# EXERCISE MATERIALS start

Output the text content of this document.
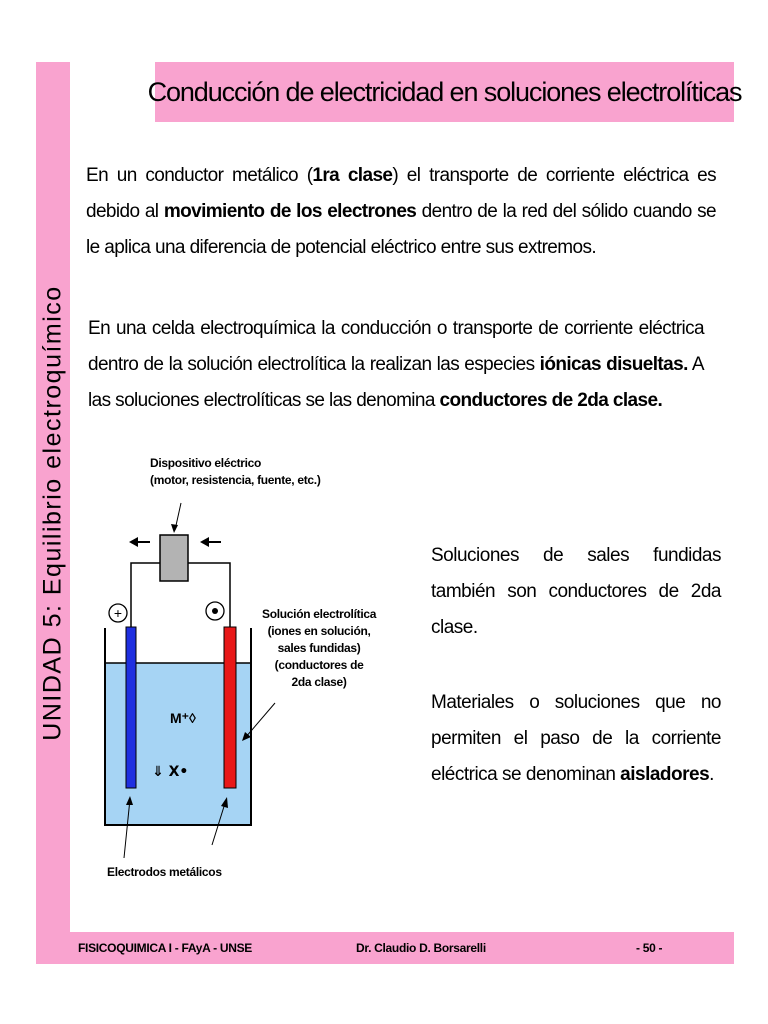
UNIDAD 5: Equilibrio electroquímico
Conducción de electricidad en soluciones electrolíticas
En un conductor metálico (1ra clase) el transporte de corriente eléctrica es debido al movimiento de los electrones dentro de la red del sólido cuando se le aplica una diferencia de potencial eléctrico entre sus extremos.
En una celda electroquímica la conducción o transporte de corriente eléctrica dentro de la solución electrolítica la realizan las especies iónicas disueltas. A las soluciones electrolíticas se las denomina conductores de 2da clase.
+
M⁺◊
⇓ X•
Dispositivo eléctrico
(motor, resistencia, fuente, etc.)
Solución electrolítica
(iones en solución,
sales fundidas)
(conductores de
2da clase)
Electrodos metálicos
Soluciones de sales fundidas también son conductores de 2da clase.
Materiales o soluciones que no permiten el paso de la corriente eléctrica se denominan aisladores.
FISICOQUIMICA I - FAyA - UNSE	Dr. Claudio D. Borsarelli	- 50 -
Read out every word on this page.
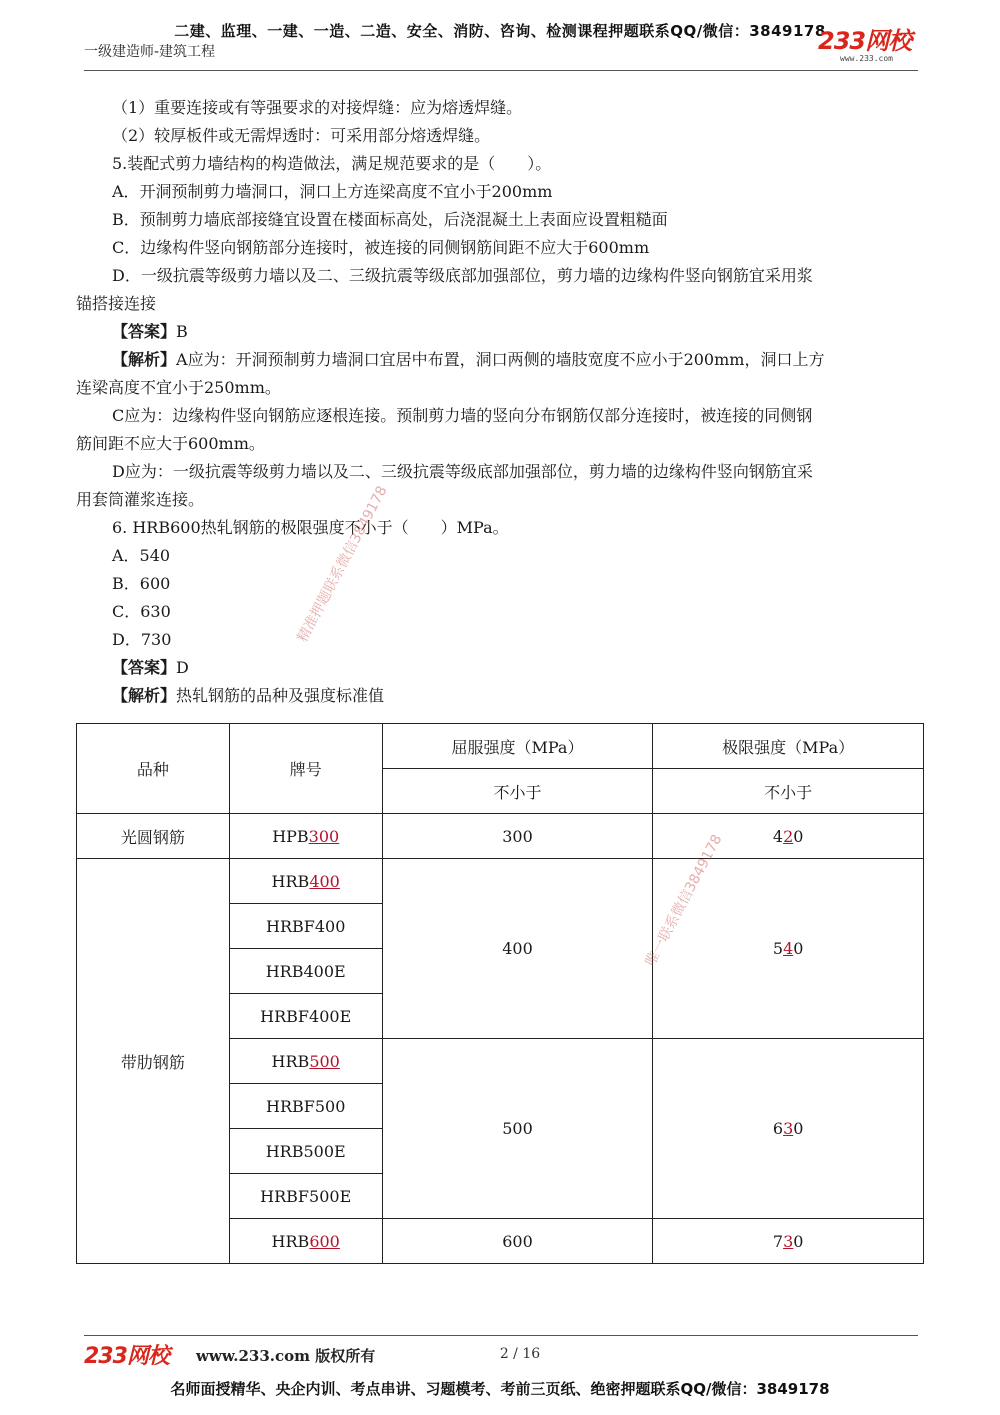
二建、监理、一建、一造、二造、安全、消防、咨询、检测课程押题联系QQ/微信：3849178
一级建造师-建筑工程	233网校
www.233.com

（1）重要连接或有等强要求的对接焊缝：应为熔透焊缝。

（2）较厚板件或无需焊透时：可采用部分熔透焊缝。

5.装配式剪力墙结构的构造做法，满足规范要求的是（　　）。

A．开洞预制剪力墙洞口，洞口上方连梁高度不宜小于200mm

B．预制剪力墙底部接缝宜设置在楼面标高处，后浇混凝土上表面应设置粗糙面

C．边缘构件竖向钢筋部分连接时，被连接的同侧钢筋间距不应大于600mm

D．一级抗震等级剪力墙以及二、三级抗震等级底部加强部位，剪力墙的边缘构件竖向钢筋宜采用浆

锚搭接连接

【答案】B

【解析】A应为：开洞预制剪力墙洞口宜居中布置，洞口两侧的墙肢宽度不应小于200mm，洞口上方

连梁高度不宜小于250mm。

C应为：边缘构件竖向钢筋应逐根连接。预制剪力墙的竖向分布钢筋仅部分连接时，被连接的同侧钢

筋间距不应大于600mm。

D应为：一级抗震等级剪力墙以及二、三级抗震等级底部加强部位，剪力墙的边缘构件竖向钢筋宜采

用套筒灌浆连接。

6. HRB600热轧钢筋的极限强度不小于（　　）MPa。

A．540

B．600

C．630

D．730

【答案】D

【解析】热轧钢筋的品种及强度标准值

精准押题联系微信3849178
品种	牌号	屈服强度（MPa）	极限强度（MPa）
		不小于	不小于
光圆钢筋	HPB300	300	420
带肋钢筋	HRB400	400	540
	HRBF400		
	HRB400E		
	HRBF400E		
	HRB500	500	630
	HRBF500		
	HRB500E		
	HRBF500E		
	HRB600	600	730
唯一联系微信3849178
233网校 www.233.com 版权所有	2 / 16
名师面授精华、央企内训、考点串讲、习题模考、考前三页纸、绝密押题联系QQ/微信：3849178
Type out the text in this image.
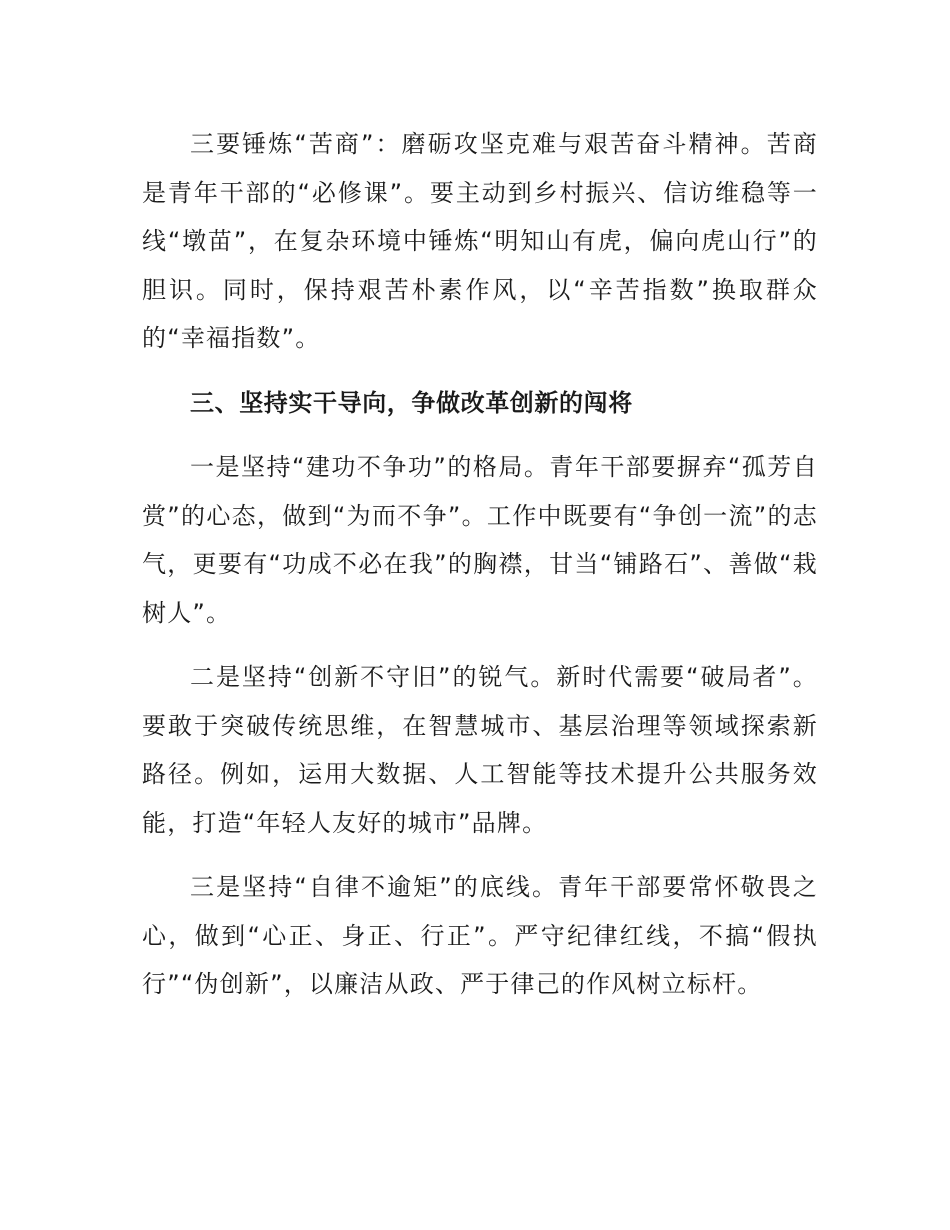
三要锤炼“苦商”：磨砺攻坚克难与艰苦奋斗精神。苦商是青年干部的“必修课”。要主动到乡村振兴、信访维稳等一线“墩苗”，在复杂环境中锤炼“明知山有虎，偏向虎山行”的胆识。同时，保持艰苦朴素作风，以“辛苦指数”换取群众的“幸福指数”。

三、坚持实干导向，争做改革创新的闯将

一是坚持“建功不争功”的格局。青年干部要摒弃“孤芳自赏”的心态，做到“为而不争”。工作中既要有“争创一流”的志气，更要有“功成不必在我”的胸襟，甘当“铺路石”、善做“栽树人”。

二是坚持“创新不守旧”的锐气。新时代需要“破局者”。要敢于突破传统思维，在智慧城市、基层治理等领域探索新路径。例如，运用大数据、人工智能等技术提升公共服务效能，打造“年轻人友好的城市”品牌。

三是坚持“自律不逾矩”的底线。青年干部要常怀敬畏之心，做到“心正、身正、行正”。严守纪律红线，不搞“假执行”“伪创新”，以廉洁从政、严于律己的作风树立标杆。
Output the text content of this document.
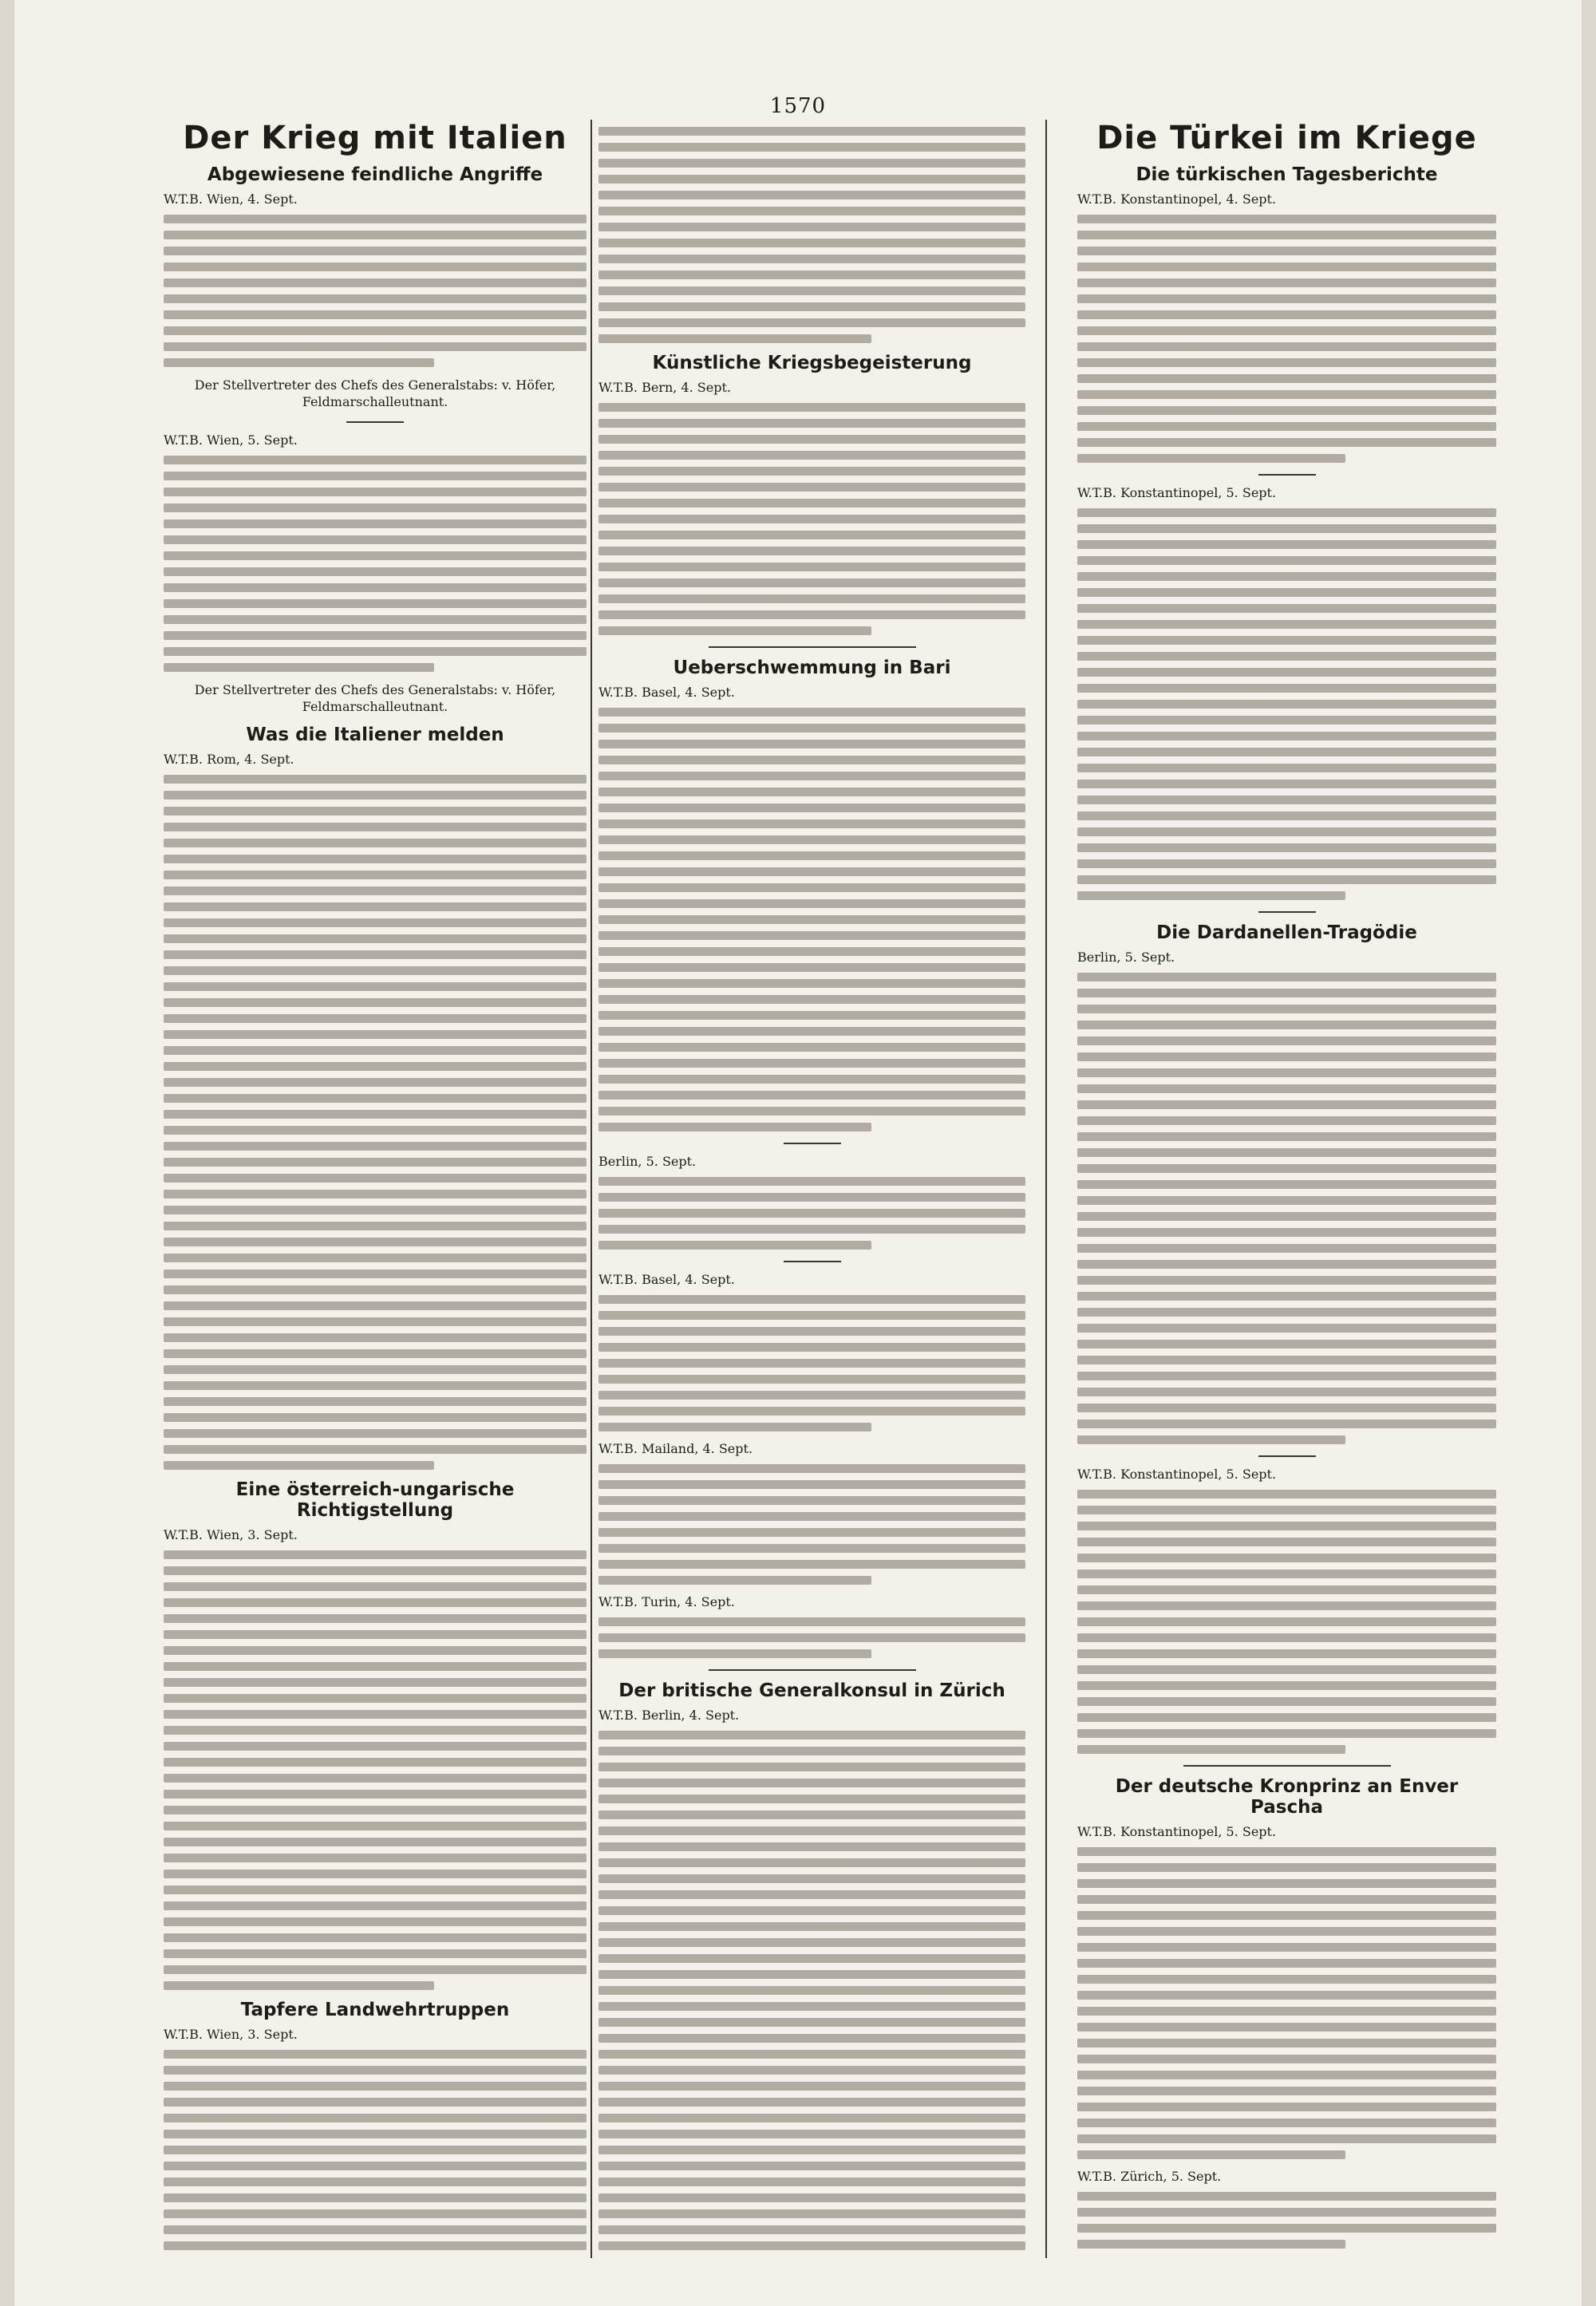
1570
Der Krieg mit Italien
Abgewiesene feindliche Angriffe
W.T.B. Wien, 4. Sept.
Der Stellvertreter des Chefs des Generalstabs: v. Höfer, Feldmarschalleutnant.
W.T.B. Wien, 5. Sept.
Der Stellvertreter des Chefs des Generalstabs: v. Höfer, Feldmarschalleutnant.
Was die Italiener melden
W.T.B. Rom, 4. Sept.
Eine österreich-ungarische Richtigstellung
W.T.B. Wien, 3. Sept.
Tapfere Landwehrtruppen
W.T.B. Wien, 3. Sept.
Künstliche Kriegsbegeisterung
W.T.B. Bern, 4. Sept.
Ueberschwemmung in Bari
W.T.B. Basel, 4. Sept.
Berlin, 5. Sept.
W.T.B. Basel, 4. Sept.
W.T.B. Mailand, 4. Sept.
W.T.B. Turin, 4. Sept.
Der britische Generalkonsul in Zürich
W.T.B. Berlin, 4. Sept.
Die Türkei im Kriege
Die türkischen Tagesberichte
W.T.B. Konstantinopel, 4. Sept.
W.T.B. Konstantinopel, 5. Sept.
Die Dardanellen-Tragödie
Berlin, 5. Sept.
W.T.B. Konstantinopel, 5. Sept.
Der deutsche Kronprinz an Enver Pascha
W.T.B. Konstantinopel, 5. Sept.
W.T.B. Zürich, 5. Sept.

# EXERCISE MATERIALS end

— EXERCISE GOAL —
Leave the pictures out and copy the rest of the data exactly.

— TASK ANSWER —
Output the text content of this document.
UNIDAD 5: Equilibrio electroquímico
Conducción de electricidad en soluciones electrolíticas
En un conductor metálico (1ra clase) el transporte de corriente eléctrica es debido al movimiento de los electrones dentro de la red del sólido cuando se le aplica una diferencia de potencial eléctrico entre sus extremos.
En una celda electroquímica la conducción o transporte de corriente eléctrica dentro de la solución electrolítica la realizan las especies iónicas disueltas. A las soluciones electrolíticas se las denomina conductores de 2da clase.
+
M⁺◊
⇓ X•
Dispositivo eléctrico
(motor, resistencia, fuente, etc.)
Solución electrolítica
(iones en solución,
sales fundidas)
(conductores de
2da clase)
Electrodos metálicos
Soluciones de sales fundidas también son conductores de 2da clase.
Materiales o soluciones que no permiten el paso de la corriente eléctrica se denominan aisladores.
FISICOQUIMICA I - FAyA - UNSE	Dr. Claudio D. Borsarelli	- 50 -
Read out every word on this page.
二建、监理、一建、一造、二造、安全、消防、咨询、检测课程押题联系QQ/微信：3849178
一级建造师-建筑工程	233网校
www.233.com

（1）重要连接或有等强要求的对接焊缝：应为熔透焊缝。

（2）较厚板件或无需焊透时：可采用部分熔透焊缝。

5.装配式剪力墙结构的构造做法，满足规范要求的是（　　）。

A．开洞预制剪力墙洞口，洞口上方连梁高度不宜小于200mm

B．预制剪力墙底部接缝宜设置在楼面标高处，后浇混凝土上表面应设置粗糙面

C．边缘构件竖向钢筋部分连接时，被连接的同侧钢筋间距不应大于600mm

D．一级抗震等级剪力墙以及二、三级抗震等级底部加强部位，剪力墙的边缘构件竖向钢筋宜采用浆

锚搭接连接

【答案】B

【解析】A应为：开洞预制剪力墙洞口宜居中布置，洞口两侧的墙肢宽度不应小于200mm，洞口上方

连梁高度不宜小于250mm。

C应为：边缘构件竖向钢筋应逐根连接。预制剪力墙的竖向分布钢筋仅部分连接时，被连接的同侧钢

筋间距不应大于600mm。

D应为：一级抗震等级剪力墙以及二、三级抗震等级底部加强部位，剪力墙的边缘构件竖向钢筋宜采

用套筒灌浆连接。

6. HRB600热轧钢筋的极限强度不小于（　　）MPa。

A．540

B．600

C．630

D．730

【答案】D

【解析】热轧钢筋的品种及强度标准值

精准押题联系微信3849178
品种	牌号	屈服强度（MPa）	极限强度（MPa）
		不小于	不小于
光圆钢筋	HPB300	300	420
带肋钢筋	HRB400	400	540
	HRBF400		
	HRB400E		
	HRBF400E		
	HRB500	500	630
	HRBF500		
	HRB500E		
	HRBF500E		
	HRB600	600	730
唯一联系微信3849178
233网校 www.233.com 版权所有	2 / 16
名师面授精华、央企内训、考点串讲、习题模考、考前三页纸、绝密押题联系QQ/微信：3849178
Type out the text in this image.
三要锤炼“苦商”：磨砺攻坚克难与艰苦奋斗精神。苦商是青年干部的“必修课”。要主动到乡村振兴、信访维稳等一线“墩苗”，在复杂环境中锤炼“明知山有虎，偏向虎山行”的胆识。同时，保持艰苦朴素作风，以“辛苦指数”换取群众的“幸福指数”。

三、坚持实干导向，争做改革创新的闯将

一是坚持“建功不争功”的格局。青年干部要摒弃“孤芳自赏”的心态，做到“为而不争”。工作中既要有“争创一流”的志气，更要有“功成不必在我”的胸襟，甘当“铺路石”、善做“栽树人”。

二是坚持“创新不守旧”的锐气。新时代需要“破局者”。要敢于突破传统思维，在智慧城市、基层治理等领域探索新路径。例如，运用大数据、人工智能等技术提升公共服务效能，打造“年轻人友好的城市”品牌。

三是坚持“自律不逾矩”的底线。青年干部要常怀敬畏之心，做到“心正、身正、行正”。严守纪律红线，不搞“假执行”“伪创新”，以廉洁从政、严于律己的作风树立标杆。
Output the text content of this document.
1570
Der Krieg mit Italien
Abgewiesene feindliche Angriffe
W.T.B. Wien, 4. Sept.
Der Stellvertreter des Chefs des Generalstabs: v. Höfer, Feldmarschalleutnant.
W.T.B. Wien, 5. Sept.
Der Stellvertreter des Chefs des Generalstabs: v. Höfer, Feldmarschalleutnant.
Was die Italiener melden
W.T.B. Rom, 4. Sept.
Eine österreich-ungarische Richtigstellung
W.T.B. Wien, 3. Sept.
Tapfere Landwehrtruppen
W.T.B. Wien, 3. Sept.
Künstliche Kriegsbegeisterung
W.T.B. Bern, 4. Sept.
Ueberschwemmung in Bari
W.T.B. Basel, 4. Sept.
Berlin, 5. Sept.
W.T.B. Basel, 4. Sept.
W.T.B. Mailand, 4. Sept.
W.T.B. Turin, 4. Sept.
Der britische Generalkonsul in Zürich
W.T.B. Berlin, 4. Sept.
Die Türkei im Kriege
Die türkischen Tagesberichte
W.T.B. Konstantinopel, 4. Sept.
W.T.B. Konstantinopel, 5. Sept.
Die Dardanellen-Tragödie
Berlin, 5. Sept.
W.T.B. Konstantinopel, 5. Sept.
Der deutsche Kronprinz an Enver Pascha
W.T.B. Konstantinopel, 5. Sept.
W.T.B. Zürich, 5. Sept.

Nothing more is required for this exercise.